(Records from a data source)
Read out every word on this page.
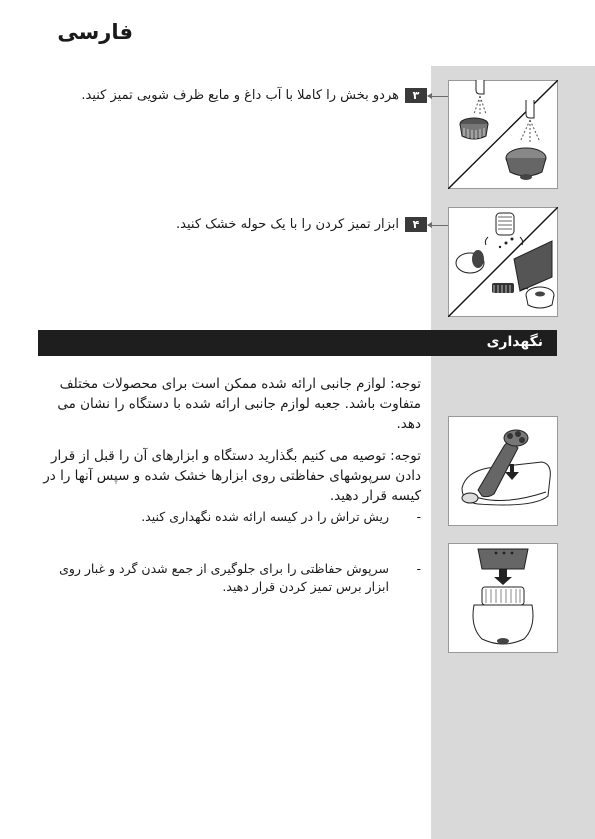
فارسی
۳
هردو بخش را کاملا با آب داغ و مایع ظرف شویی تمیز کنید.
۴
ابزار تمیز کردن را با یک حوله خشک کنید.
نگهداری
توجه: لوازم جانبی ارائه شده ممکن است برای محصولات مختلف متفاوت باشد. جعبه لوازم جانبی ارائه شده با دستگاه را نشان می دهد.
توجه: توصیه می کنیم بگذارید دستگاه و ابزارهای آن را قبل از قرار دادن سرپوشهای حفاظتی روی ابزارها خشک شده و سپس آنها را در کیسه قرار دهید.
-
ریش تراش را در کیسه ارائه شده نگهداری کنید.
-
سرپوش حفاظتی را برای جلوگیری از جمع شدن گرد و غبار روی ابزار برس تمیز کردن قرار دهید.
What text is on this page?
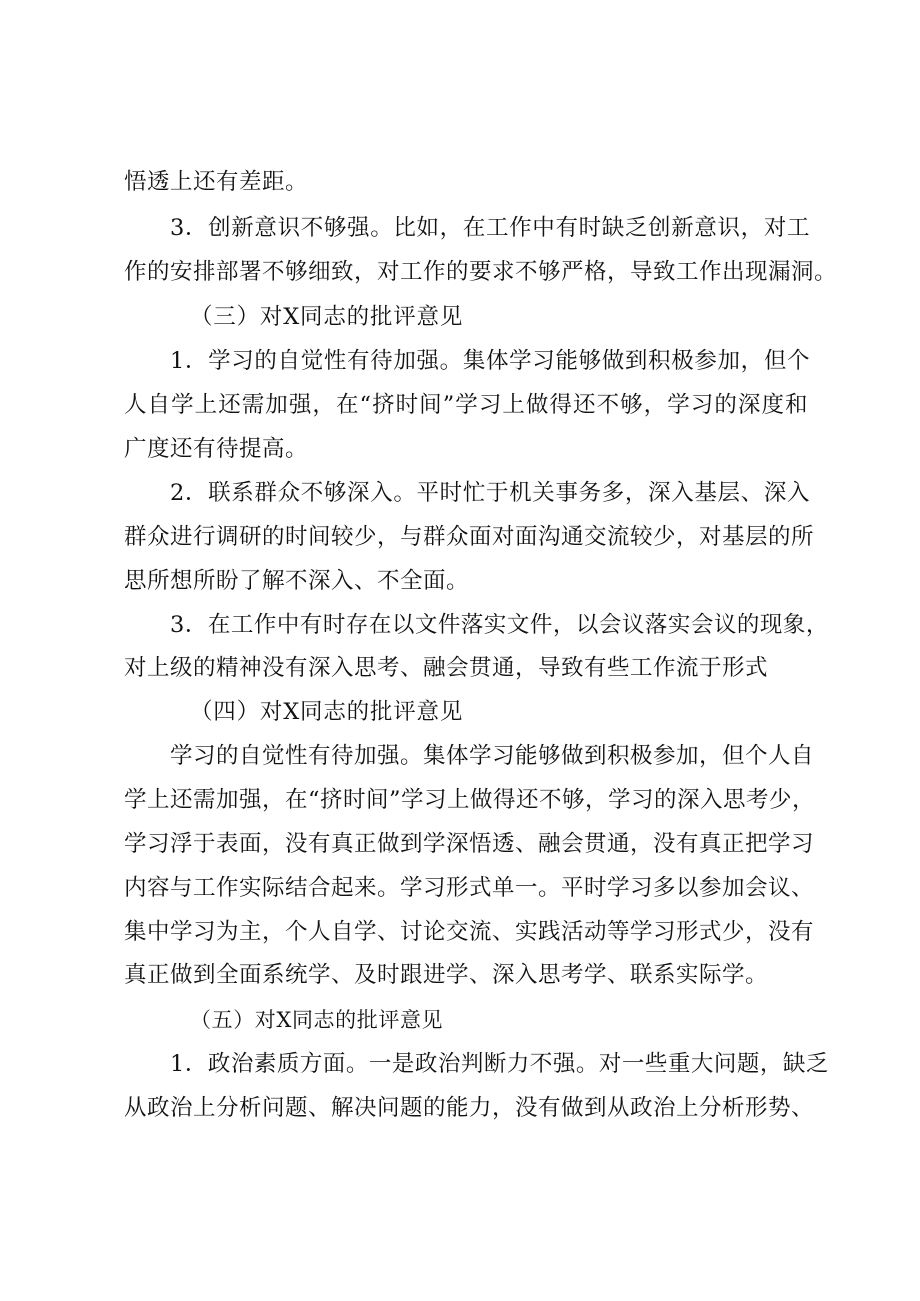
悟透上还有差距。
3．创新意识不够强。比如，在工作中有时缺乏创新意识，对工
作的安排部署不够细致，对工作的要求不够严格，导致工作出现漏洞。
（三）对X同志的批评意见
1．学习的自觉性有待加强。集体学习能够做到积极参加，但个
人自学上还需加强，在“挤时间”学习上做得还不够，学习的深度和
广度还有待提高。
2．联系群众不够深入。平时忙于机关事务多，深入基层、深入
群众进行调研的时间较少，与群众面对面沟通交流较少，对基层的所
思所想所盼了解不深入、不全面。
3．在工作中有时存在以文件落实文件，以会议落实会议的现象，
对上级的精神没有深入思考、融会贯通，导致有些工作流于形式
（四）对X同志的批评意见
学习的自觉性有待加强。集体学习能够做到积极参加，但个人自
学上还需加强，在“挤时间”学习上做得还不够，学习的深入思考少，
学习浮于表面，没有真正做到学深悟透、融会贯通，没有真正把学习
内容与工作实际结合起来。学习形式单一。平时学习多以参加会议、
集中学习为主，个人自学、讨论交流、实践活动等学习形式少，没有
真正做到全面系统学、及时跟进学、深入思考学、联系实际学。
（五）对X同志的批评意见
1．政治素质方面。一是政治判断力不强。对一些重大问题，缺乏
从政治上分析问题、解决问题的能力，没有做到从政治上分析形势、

* * *

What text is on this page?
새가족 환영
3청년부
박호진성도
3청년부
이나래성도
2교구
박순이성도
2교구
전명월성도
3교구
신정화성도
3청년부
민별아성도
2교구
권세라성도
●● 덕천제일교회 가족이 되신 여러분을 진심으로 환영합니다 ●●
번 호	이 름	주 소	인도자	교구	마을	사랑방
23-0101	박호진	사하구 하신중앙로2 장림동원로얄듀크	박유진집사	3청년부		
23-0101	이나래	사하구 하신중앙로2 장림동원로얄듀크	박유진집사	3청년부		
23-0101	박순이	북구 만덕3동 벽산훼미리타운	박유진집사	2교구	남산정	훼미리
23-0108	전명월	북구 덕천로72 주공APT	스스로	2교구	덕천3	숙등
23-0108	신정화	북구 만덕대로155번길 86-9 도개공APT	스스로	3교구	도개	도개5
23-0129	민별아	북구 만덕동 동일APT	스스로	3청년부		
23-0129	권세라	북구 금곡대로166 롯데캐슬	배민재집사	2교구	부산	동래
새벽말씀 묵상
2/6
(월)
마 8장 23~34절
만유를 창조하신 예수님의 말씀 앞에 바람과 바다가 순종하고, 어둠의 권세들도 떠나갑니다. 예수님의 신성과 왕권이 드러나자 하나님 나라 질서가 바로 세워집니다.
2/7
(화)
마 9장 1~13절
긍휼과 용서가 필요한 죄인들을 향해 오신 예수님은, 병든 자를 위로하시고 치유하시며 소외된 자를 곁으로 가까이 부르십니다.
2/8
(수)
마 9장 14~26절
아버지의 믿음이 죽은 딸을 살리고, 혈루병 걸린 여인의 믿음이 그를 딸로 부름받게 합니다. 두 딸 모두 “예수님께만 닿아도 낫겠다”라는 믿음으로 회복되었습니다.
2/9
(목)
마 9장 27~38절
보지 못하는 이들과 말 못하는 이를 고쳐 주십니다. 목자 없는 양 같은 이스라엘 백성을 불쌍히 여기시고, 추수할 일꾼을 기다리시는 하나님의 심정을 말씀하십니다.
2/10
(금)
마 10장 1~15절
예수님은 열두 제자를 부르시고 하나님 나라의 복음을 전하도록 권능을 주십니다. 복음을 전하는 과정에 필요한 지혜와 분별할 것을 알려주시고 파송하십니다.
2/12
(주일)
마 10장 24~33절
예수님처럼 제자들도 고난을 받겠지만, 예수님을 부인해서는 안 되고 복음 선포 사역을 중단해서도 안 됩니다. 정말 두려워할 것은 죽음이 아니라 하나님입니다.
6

* **Do this**
Copy out each line of the records where the string "حفاظتی" appears.

* **Solution to the problem**
توجه: توصیه می کنیم بگذارید دستگاه و ابزارهای آن را قبل از قرار دادن سرپوشهای حفاظتی روی ابزارها خشک شده و سپس آنها را در کیسه قرار دهید.
سرپوش حفاظتی را برای جلوگیری از جمع شدن گرد و غبار روی ابزار برس تمیز کردن قرار دهید.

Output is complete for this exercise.